Problem to solve: All the records that follow need to be reproduced exactly. Omit the images.

━━━ Material supplied ━━━

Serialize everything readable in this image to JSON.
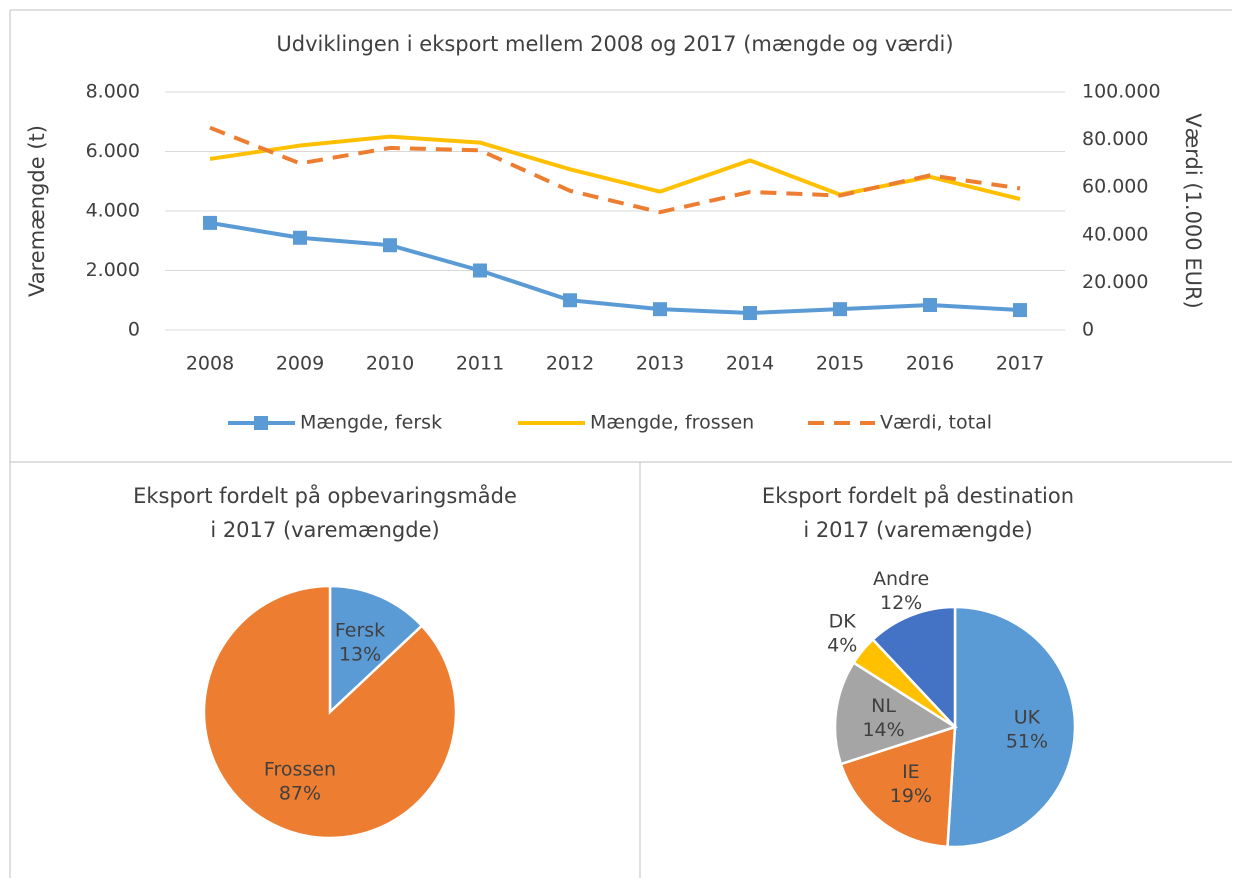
{
  "chart_data": [
    {
      "type": "line",
      "title": "Udviklingen i eksport mellem 2008 og 2017 (mængde og værdi)",
      "ylabel": "Varemængde (t)",
      "y2label": "Værdi (1.000 EUR)",
      "categories": [
        "2008",
        "2009",
        "2010",
        "2011",
        "2012",
        "2013",
        "2014",
        "2015",
        "2016",
        "2017"
      ],
      "series": [
        {
          "name": "Mængde, fersk",
          "color": "#5b9bd5",
          "marker": "square",
          "values": [
            3600,
            3100,
            2850,
            2000,
            1000,
            700,
            570,
            700,
            840,
            670
          ]
        },
        {
          "name": "Mængde, frossen",
          "color": "#ffc000",
          "values": [
            5750,
            6200,
            6500,
            6300,
            5400,
            4650,
            5700,
            4550,
            5150,
            4400
          ]
        },
        {
          "name": "Værdi, total",
          "color": "#ed7d31",
          "dashed": true,
          "axis": "y2",
          "values": [
            85000,
            70000,
            76500,
            75500,
            58500,
            49500,
            58000,
            56500,
            65000,
            59500
          ]
        }
      ],
      "ylim": [
        0,
        8000
      ],
      "yticks": [
        0,
        {
          "value": 2000,
          "label": "2.000"
        },
        {
          "value": 4000,
          "label": "4.000"
        },
        {
          "value": 6000,
          "label": "6.000"
        },
        {
          "value": 8000,
          "label": "8.000"
        }
      ],
      "y2lim": [
        0,
        100000
      ],
      "y2ticks": [
        0,
        {
          "value": 20000,
          "label": "20.000"
        },
        {
          "value": 40000,
          "label": "40.000"
        },
        {
          "value": 60000,
          "label": "60.000"
        },
        {
          "value": 80000,
          "label": "80.000"
        },
        {
          "value": 100000,
          "label": "100.000"
        }
      ],
      "grid": true,
      "legend": "bottom"
    },
    {
      "type": "pie",
      "title": [
        "Eksport fordelt på opbevaringsmåde",
        "i 2017 (varemængde)"
      ],
      "categories": [
        "Fersk",
        "Frossen"
      ],
      "values": [
        13,
        87
      ],
      "value_labels": [
        "13%",
        "87%"
      ],
      "colors": [
        "#5b9bd5",
        "#ed7d31"
      ]
    },
    {
      "type": "pie",
      "title": [
        "Eksport fordelt på destination",
        "i 2017 (varemængde)"
      ],
      "categories": [
        "UK",
        "IE",
        "NL",
        "DK",
        "Andre"
      ],
      "values": [
        51,
        19,
        14,
        4,
        12
      ],
      "value_labels": [
        "51%",
        "19%",
        "14%",
        "4%",
        "12%"
      ],
      "colors": [
        "#5b9bd5",
        "#ed7d31",
        "#a5a5a5",
        "#ffc000",
        "#4472c4"
      ]
    }
  ]
}
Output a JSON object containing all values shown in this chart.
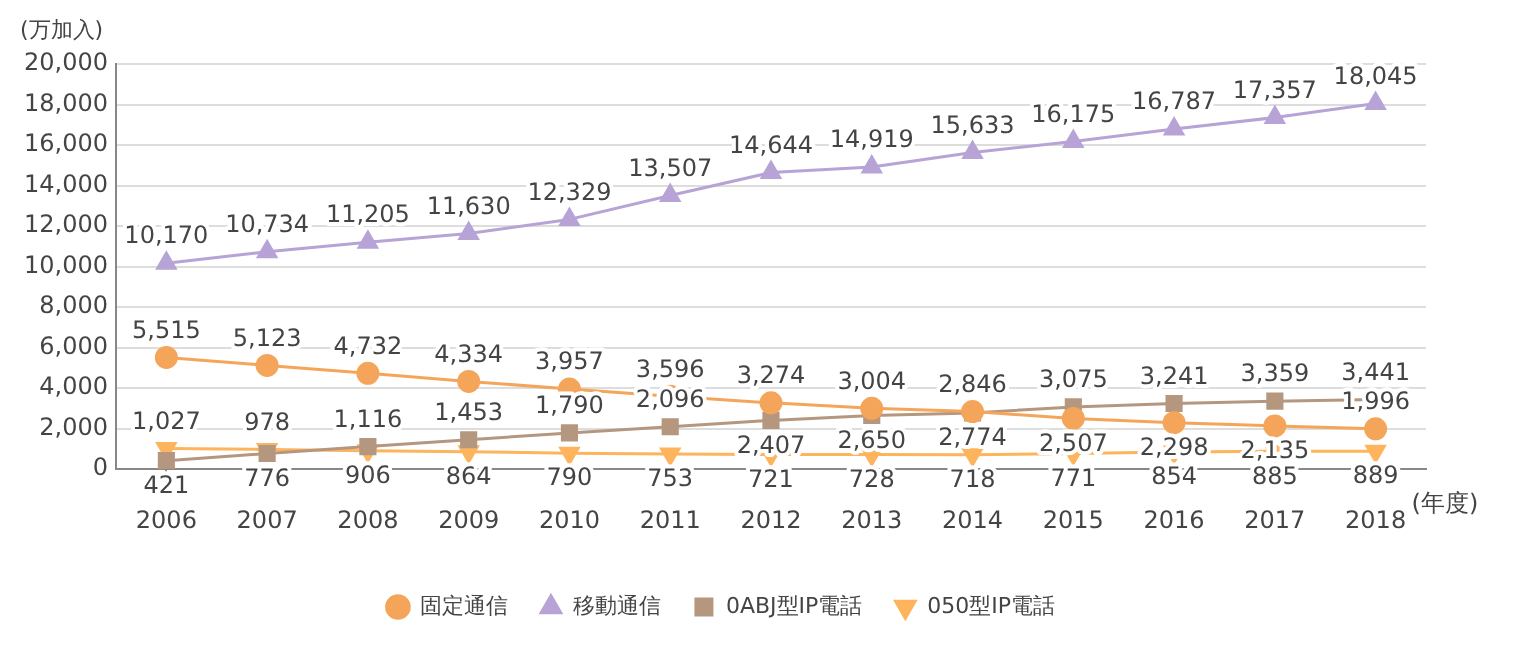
{
  "chart_data": {
    "type": "line",
    "ylabel": "(万加入)",
    "xlabel": "(年度)",
    "categories": [
      "2006",
      "2007",
      "2008",
      "2009",
      "2010",
      "2011",
      "2012",
      "2013",
      "2014",
      "2015",
      "2016",
      "2017",
      "2018"
    ],
    "series": [
      {
        "name": "固定通信",
        "color": "#f5a55a",
        "marker": "circle",
        "values": [
          5515,
          5123,
          4732,
          4334,
          3957,
          3596,
          3274,
          3004,
          2846,
          2507,
          2298,
          2135,
          1996
        ],
        "value_labels": [
          "5,515",
          "5,123",
          "4,732",
          "4,334",
          "3,957",
          "3,596",
          "3,274",
          "3,004",
          "2,846",
          "2,507",
          "2,298",
          "2,135",
          "1,996"
        ]
      },
      {
        "name": "移動通信",
        "color": "#b7a3d6",
        "marker": "triangle",
        "values": [
          10170,
          10734,
          11205,
          11630,
          12329,
          13507,
          14644,
          14919,
          15633,
          16175,
          16787,
          17357,
          18045
        ],
        "value_labels": [
          "10,170",
          "10,734",
          "11,205",
          "11,630",
          "12,329",
          "13,507",
          "14,644",
          "14,919",
          "15,633",
          "16,175",
          "16,787",
          "17,357",
          "18,045"
        ]
      },
      {
        "name": "0ABJ型IP電話",
        "color": "#b5977f",
        "marker": "square",
        "values": [
          421,
          776,
          1116,
          1453,
          1790,
          2096,
          2407,
          2650,
          2774,
          3075,
          3241,
          3359,
          3441
        ],
        "value_labels": [
          "421",
          "776",
          "1,116",
          "1,453",
          "1,790",
          "2,096",
          "2,407",
          "2,650",
          "2,774",
          "3,075",
          "3,241",
          "3,359",
          "3,441"
        ]
      },
      {
        "name": "050型IP電話",
        "color": "#fdb45c",
        "marker": "triangle-down",
        "values": [
          1027,
          978,
          906,
          864,
          790,
          753,
          721,
          728,
          718,
          771,
          854,
          885,
          889
        ],
        "value_labels": [
          "1,027",
          "978",
          "906",
          "864",
          "790",
          "753",
          "721",
          "728",
          "718",
          "771",
          "854",
          "885",
          "889"
        ]
      }
    ],
    "ylim": [
      0,
      20000
    ],
    "yticks": [
      0,
      {
        "value": 2000,
        "label": "2,000"
      },
      {
        "value": 4000,
        "label": "4,000"
      },
      {
        "value": 6000,
        "label": "6,000"
      },
      {
        "value": 8000,
        "label": "8,000"
      },
      {
        "value": 10000,
        "label": "10,000"
      },
      {
        "value": 12000,
        "label": "12,000"
      },
      {
        "value": 14000,
        "label": "14,000"
      },
      {
        "value": 16000,
        "label": "16,000"
      },
      {
        "value": 18000,
        "label": "18,000"
      },
      {
        "value": 20000,
        "label": "20,000"
      }
    ],
    "grid": "y",
    "legend": "bottom"
  }
}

━━━

Result of this task:
Serialize everything readable in this image to JSON.
{
  "chart_data": [
    {
      "type": "line",
      "title": "Udviklingen i eksport mellem 2008 og 2017 (mængde og værdi)",
      "ylabel": "Varemængde (t)",
      "y2label": "Værdi (1.000 EUR)",
      "categories": [
        "2008",
        "2009",
        "2010",
        "2011",
        "2012",
        "2013",
        "2014",
        "2015",
        "2016",
        "2017"
      ],
      "series": [
        {
          "name": "Mængde, fersk",
          "color": "#5b9bd5",
          "marker": "square",
          "values": [
            3600,
            3100,
            2850,
            2000,
            1000,
            700,
            570,
            700,
            840,
            670
          ]
        },
        {
          "name": "Mængde, frossen",
          "color": "#ffc000",
          "values": [
            5750,
            6200,
            6500,
            6300,
            5400,
            4650,
            5700,
            4550,
            5150,
            4400
          ]
        },
        {
          "name": "Værdi, total",
          "color": "#ed7d31",
          "dashed": true,
          "axis": "y2",
          "values": [
            85000,
            70000,
            76500,
            75500,
            58500,
            49500,
            58000,
            56500,
            65000,
            59500
          ]
        }
      ],
      "ylim": [
        0,
        8000
      ],
      "yticks": [
        0,
        {
          "value": 2000,
          "label": "2.000"
        },
        {
          "value": 4000,
          "label": "4.000"
        },
        {
          "value": 6000,
          "label": "6.000"
        },
        {
          "value": 8000,
          "label": "8.000"
        }
      ],
      "y2lim": [
        0,
        100000
      ],
      "y2ticks": [
        0,
        {
          "value": 20000,
          "label": "20.000"
        },
        {
          "value": 40000,
          "label": "40.000"
        },
        {
          "value": 60000,
          "label": "60.000"
        },
        {
          "value": 80000,
          "label": "80.000"
        },
        {
          "value": 100000,
          "label": "100.000"
        }
      ],
      "grid": true,
      "legend": "bottom"
    },
    {
      "type": "pie",
      "title": [
        "Eksport fordelt på opbevaringsmåde",
        "i 2017 (varemængde)"
      ],
      "categories": [
        "Fersk",
        "Frossen"
      ],
      "values": [
        13,
        87
      ],
      "value_labels": [
        "13%",
        "87%"
      ],
      "colors": [
        "#5b9bd5",
        "#ed7d31"
      ]
    },
    {
      "type": "pie",
      "title": [
        "Eksport fordelt på destination",
        "i 2017 (varemængde)"
      ],
      "categories": [
        "UK",
        "IE",
        "NL",
        "DK",
        "Andre"
      ],
      "values": [
        51,
        19,
        14,
        4,
        12
      ],
      "value_labels": [
        "51%",
        "19%",
        "14%",
        "4%",
        "12%"
      ],
      "colors": [
        "#5b9bd5",
        "#ed7d31",
        "#a5a5a5",
        "#ffc000",
        "#4472c4"
      ]
    }
  ]
}
Output a JSON object containing all values shown in this chart.
{
  "chart_data": {
    "type": "line",
    "ylabel": "(万加入)",
    "xlabel": "(年度)",
    "categories": [
      "2006",
      "2007",
      "2008",
      "2009",
      "2010",
      "2011",
      "2012",
      "2013",
      "2014",
      "2015",
      "2016",
      "2017",
      "2018"
    ],
    "series": [
      {
        "name": "固定通信",
        "color": "#f5a55a",
        "marker": "circle",
        "values": [
          5515,
          5123,
          4732,
          4334,
          3957,
          3596,
          3274,
          3004,
          2846,
          2507,
          2298,
          2135,
          1996
        ],
        "value_labels": [
          "5,515",
          "5,123",
          "4,732",
          "4,334",
          "3,957",
          "3,596",
          "3,274",
          "3,004",
          "2,846",
          "2,507",
          "2,298",
          "2,135",
          "1,996"
        ]
      },
      {
        "name": "移動通信",
        "color": "#b7a3d6",
        "marker": "triangle",
        "values": [
          10170,
          10734,
          11205,
          11630,
          12329,
          13507,
          14644,
          14919,
          15633,
          16175,
          16787,
          17357,
          18045
        ],
        "value_labels": [
          "10,170",
          "10,734",
          "11,205",
          "11,630",
          "12,329",
          "13,507",
          "14,644",
          "14,919",
          "15,633",
          "16,175",
          "16,787",
          "17,357",
          "18,045"
        ]
      },
      {
        "name": "0ABJ型IP電話",
        "color": "#b5977f",
        "marker": "square",
        "values": [
          421,
          776,
          1116,
          1453,
          1790,
          2096,
          2407,
          2650,
          2774,
          3075,
          3241,
          3359,
          3441
        ],
        "value_labels": [
          "421",
          "776",
          "1,116",
          "1,453",
          "1,790",
          "2,096",
          "2,407",
          "2,650",
          "2,774",
          "3,075",
          "3,241",
          "3,359",
          "3,441"
        ]
      },
      {
        "name": "050型IP電話",
        "color": "#fdb45c",
        "marker": "triangle-down",
        "values": [
          1027,
          978,
          906,
          864,
          790,
          753,
          721,
          728,
          718,
          771,
          854,
          885,
          889
        ],
        "value_labels": [
          "1,027",
          "978",
          "906",
          "864",
          "790",
          "753",
          "721",
          "728",
          "718",
          "771",
          "854",
          "885",
          "889"
        ]
      }
    ],
    "ylim": [
      0,
      20000
    ],
    "yticks": [
      0,
      {
        "value": 2000,
        "label": "2,000"
      },
      {
        "value": 4000,
        "label": "4,000"
      },
      {
        "value": 6000,
        "label": "6,000"
      },
      {
        "value": 8000,
        "label": "8,000"
      },
      {
        "value": 10000,
        "label": "10,000"
      },
      {
        "value": 12000,
        "label": "12,000"
      },
      {
        "value": 14000,
        "label": "14,000"
      },
      {
        "value": 16000,
        "label": "16,000"
      },
      {
        "value": 18000,
        "label": "18,000"
      },
      {
        "value": 20000,
        "label": "20,000"
      }
    ],
    "grid": "y",
    "legend": "bottom"
  }
}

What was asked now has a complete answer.